§ **Data to use**
[Start]

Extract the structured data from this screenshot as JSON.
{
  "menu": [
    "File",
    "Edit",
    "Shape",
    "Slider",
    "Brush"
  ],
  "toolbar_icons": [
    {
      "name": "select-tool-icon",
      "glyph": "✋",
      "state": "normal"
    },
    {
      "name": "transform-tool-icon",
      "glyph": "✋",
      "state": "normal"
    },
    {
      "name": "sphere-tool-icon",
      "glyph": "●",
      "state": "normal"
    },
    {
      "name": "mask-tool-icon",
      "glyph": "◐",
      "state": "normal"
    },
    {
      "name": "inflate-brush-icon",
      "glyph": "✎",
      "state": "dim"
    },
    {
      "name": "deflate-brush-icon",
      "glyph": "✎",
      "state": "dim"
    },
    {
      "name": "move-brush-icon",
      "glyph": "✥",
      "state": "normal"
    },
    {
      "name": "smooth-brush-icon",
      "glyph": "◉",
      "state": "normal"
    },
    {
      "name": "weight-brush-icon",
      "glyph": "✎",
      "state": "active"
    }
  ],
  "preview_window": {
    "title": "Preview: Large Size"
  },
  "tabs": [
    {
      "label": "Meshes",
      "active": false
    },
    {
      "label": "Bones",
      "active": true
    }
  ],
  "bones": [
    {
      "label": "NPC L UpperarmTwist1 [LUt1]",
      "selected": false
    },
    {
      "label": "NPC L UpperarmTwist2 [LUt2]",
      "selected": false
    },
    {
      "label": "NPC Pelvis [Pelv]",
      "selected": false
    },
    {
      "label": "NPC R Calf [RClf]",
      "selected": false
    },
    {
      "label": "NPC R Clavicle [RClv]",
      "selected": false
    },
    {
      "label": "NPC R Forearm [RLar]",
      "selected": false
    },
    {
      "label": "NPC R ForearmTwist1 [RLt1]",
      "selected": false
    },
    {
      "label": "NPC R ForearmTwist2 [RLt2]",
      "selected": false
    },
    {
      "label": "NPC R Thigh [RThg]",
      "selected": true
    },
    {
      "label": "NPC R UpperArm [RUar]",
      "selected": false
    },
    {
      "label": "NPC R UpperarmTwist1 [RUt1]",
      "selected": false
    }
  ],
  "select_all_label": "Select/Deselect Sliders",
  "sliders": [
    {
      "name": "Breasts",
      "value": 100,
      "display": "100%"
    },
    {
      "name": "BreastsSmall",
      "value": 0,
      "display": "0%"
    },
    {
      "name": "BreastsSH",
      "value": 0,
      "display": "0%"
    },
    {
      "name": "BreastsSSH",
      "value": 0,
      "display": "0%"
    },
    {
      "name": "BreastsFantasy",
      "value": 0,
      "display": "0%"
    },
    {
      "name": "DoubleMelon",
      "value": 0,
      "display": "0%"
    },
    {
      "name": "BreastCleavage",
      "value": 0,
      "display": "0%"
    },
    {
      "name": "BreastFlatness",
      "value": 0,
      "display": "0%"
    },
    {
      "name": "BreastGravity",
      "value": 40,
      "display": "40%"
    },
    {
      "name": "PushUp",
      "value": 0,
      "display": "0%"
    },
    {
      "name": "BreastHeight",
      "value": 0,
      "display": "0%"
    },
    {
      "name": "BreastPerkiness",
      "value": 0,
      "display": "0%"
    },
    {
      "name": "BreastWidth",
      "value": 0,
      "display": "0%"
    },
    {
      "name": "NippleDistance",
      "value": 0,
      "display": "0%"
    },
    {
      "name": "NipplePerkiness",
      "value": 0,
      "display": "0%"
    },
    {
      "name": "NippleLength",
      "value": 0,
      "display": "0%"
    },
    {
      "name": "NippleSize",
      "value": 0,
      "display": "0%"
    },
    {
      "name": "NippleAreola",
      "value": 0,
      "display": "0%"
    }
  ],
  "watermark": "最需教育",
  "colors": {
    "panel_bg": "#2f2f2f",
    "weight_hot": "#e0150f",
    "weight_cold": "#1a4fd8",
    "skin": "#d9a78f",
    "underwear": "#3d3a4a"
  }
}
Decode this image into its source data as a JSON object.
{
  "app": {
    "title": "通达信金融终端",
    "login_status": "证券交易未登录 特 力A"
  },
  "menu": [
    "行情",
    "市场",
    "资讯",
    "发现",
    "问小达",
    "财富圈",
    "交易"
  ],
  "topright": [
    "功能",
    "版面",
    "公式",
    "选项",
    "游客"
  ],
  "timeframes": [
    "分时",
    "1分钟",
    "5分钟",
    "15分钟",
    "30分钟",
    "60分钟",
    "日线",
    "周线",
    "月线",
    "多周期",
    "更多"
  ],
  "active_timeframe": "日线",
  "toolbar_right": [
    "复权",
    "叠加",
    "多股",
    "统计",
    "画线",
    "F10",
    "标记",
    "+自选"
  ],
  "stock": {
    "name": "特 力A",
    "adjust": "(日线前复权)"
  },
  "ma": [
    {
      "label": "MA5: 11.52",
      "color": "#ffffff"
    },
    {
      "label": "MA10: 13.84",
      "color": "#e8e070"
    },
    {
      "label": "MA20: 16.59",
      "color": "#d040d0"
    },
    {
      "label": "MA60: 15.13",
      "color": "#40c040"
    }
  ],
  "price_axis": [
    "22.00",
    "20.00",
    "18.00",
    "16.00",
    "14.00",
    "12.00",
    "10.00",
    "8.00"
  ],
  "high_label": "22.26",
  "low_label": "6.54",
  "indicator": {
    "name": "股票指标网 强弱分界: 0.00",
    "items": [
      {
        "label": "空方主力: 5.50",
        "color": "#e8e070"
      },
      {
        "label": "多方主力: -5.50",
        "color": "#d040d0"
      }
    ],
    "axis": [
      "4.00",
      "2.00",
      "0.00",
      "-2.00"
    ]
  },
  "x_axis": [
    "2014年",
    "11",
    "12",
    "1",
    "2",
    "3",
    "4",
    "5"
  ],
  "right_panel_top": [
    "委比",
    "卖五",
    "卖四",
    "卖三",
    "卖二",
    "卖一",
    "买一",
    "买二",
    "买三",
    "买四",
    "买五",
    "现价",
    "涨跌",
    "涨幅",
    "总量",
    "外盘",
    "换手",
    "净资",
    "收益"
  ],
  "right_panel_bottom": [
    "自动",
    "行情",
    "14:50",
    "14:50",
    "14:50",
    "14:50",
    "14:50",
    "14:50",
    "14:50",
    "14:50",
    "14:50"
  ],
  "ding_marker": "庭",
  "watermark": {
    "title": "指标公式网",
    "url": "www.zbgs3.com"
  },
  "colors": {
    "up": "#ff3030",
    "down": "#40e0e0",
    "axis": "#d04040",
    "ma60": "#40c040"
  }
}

[End]

Repeat the data in its entirety, character for character.

§ **Complete response**
Extract the structured data from this screenshot as JSON.
{
  "menu": [
    "File",
    "Edit",
    "Shape",
    "Slider",
    "Brush"
  ],
  "toolbar_icons": [
    {
      "name": "select-tool-icon",
      "glyph": "✋",
      "state": "normal"
    },
    {
      "name": "transform-tool-icon",
      "glyph": "✋",
      "state": "normal"
    },
    {
      "name": "sphere-tool-icon",
      "glyph": "●",
      "state": "normal"
    },
    {
      "name": "mask-tool-icon",
      "glyph": "◐",
      "state": "normal"
    },
    {
      "name": "inflate-brush-icon",
      "glyph": "✎",
      "state": "dim"
    },
    {
      "name": "deflate-brush-icon",
      "glyph": "✎",
      "state": "dim"
    },
    {
      "name": "move-brush-icon",
      "glyph": "✥",
      "state": "normal"
    },
    {
      "name": "smooth-brush-icon",
      "glyph": "◉",
      "state": "normal"
    },
    {
      "name": "weight-brush-icon",
      "glyph": "✎",
      "state": "active"
    }
  ],
  "preview_window": {
    "title": "Preview: Large Size"
  },
  "tabs": [
    {
      "label": "Meshes",
      "active": false
    },
    {
      "label": "Bones",
      "active": true
    }
  ],
  "bones": [
    {
      "label": "NPC L UpperarmTwist1 [LUt1]",
      "selected": false
    },
    {
      "label": "NPC L UpperarmTwist2 [LUt2]",
      "selected": false
    },
    {
      "label": "NPC Pelvis [Pelv]",
      "selected": false
    },
    {
      "label": "NPC R Calf [RClf]",
      "selected": false
    },
    {
      "label": "NPC R Clavicle [RClv]",
      "selected": false
    },
    {
      "label": "NPC R Forearm [RLar]",
      "selected": false
    },
    {
      "label": "NPC R ForearmTwist1 [RLt1]",
      "selected": false
    },
    {
      "label": "NPC R ForearmTwist2 [RLt2]",
      "selected": false
    },
    {
      "label": "NPC R Thigh [RThg]",
      "selected": true
    },
    {
      "label": "NPC R UpperArm [RUar]",
      "selected": false
    },
    {
      "label": "NPC R UpperarmTwist1 [RUt1]",
      "selected": false
    }
  ],
  "select_all_label": "Select/Deselect Sliders",
  "sliders": [
    {
      "name": "Breasts",
      "value": 100,
      "display": "100%"
    },
    {
      "name": "BreastsSmall",
      "value": 0,
      "display": "0%"
    },
    {
      "name": "BreastsSH",
      "value": 0,
      "display": "0%"
    },
    {
      "name": "BreastsSSH",
      "value": 0,
      "display": "0%"
    },
    {
      "name": "BreastsFantasy",
      "value": 0,
      "display": "0%"
    },
    {
      "name": "DoubleMelon",
      "value": 0,
      "display": "0%"
    },
    {
      "name": "BreastCleavage",
      "value": 0,
      "display": "0%"
    },
    {
      "name": "BreastFlatness",
      "value": 0,
      "display": "0%"
    },
    {
      "name": "BreastGravity",
      "value": 40,
      "display": "40%"
    },
    {
      "name": "PushUp",
      "value": 0,
      "display": "0%"
    },
    {
      "name": "BreastHeight",
      "value": 0,
      "display": "0%"
    },
    {
      "name": "BreastPerkiness",
      "value": 0,
      "display": "0%"
    },
    {
      "name": "BreastWidth",
      "value": 0,
      "display": "0%"
    },
    {
      "name": "NippleDistance",
      "value": 0,
      "display": "0%"
    },
    {
      "name": "NipplePerkiness",
      "value": 0,
      "display": "0%"
    },
    {
      "name": "NippleLength",
      "value": 0,
      "display": "0%"
    },
    {
      "name": "NippleSize",
      "value": 0,
      "display": "0%"
    },
    {
      "name": "NippleAreola",
      "value": 0,
      "display": "0%"
    }
  ],
  "watermark": "最需教育",
  "colors": {
    "panel_bg": "#2f2f2f",
    "weight_hot": "#e0150f",
    "weight_cold": "#1a4fd8",
    "skin": "#d9a78f",
    "underwear": "#3d3a4a"
  }
}
Decode this image into its source data as a JSON object.
{
  "app": {
    "title": "通达信金融终端",
    "login_status": "证券交易未登录 特 力A"
  },
  "menu": [
    "行情",
    "市场",
    "资讯",
    "发现",
    "问小达",
    "财富圈",
    "交易"
  ],
  "topright": [
    "功能",
    "版面",
    "公式",
    "选项",
    "游客"
  ],
  "timeframes": [
    "分时",
    "1分钟",
    "5分钟",
    "15分钟",
    "30分钟",
    "60分钟",
    "日线",
    "周线",
    "月线",
    "多周期",
    "更多"
  ],
  "active_timeframe": "日线",
  "toolbar_right": [
    "复权",
    "叠加",
    "多股",
    "统计",
    "画线",
    "F10",
    "标记",
    "+自选"
  ],
  "stock": {
    "name": "特 力A",
    "adjust": "(日线前复权)"
  },
  "ma": [
    {
      "label": "MA5: 11.52",
      "color": "#ffffff"
    },
    {
      "label": "MA10: 13.84",
      "color": "#e8e070"
    },
    {
      "label": "MA20: 16.59",
      "color": "#d040d0"
    },
    {
      "label": "MA60: 15.13",
      "color": "#40c040"
    }
  ],
  "price_axis": [
    "22.00",
    "20.00",
    "18.00",
    "16.00",
    "14.00",
    "12.00",
    "10.00",
    "8.00"
  ],
  "high_label": "22.26",
  "low_label": "6.54",
  "indicator": {
    "name": "股票指标网 强弱分界: 0.00",
    "items": [
      {
        "label": "空方主力: 5.50",
        "color": "#e8e070"
      },
      {
        "label": "多方主力: -5.50",
        "color": "#d040d0"
      }
    ],
    "axis": [
      "4.00",
      "2.00",
      "0.00",
      "-2.00"
    ]
  },
  "x_axis": [
    "2014年",
    "11",
    "12",
    "1",
    "2",
    "3",
    "4",
    "5"
  ],
  "right_panel_top": [
    "委比",
    "卖五",
    "卖四",
    "卖三",
    "卖二",
    "卖一",
    "买一",
    "买二",
    "买三",
    "买四",
    "买五",
    "现价",
    "涨跌",
    "涨幅",
    "总量",
    "外盘",
    "换手",
    "净资",
    "收益"
  ],
  "right_panel_bottom": [
    "自动",
    "行情",
    "14:50",
    "14:50",
    "14:50",
    "14:50",
    "14:50",
    "14:50",
    "14:50",
    "14:50",
    "14:50"
  ],
  "ding_marker": "庭",
  "watermark": {
    "title": "指标公式网",
    "url": "www.zbgs3.com"
  },
  "colors": {
    "up": "#ff3030",
    "down": "#40e0e0",
    "axis": "#d04040",
    "ma60": "#40c040"
  }
}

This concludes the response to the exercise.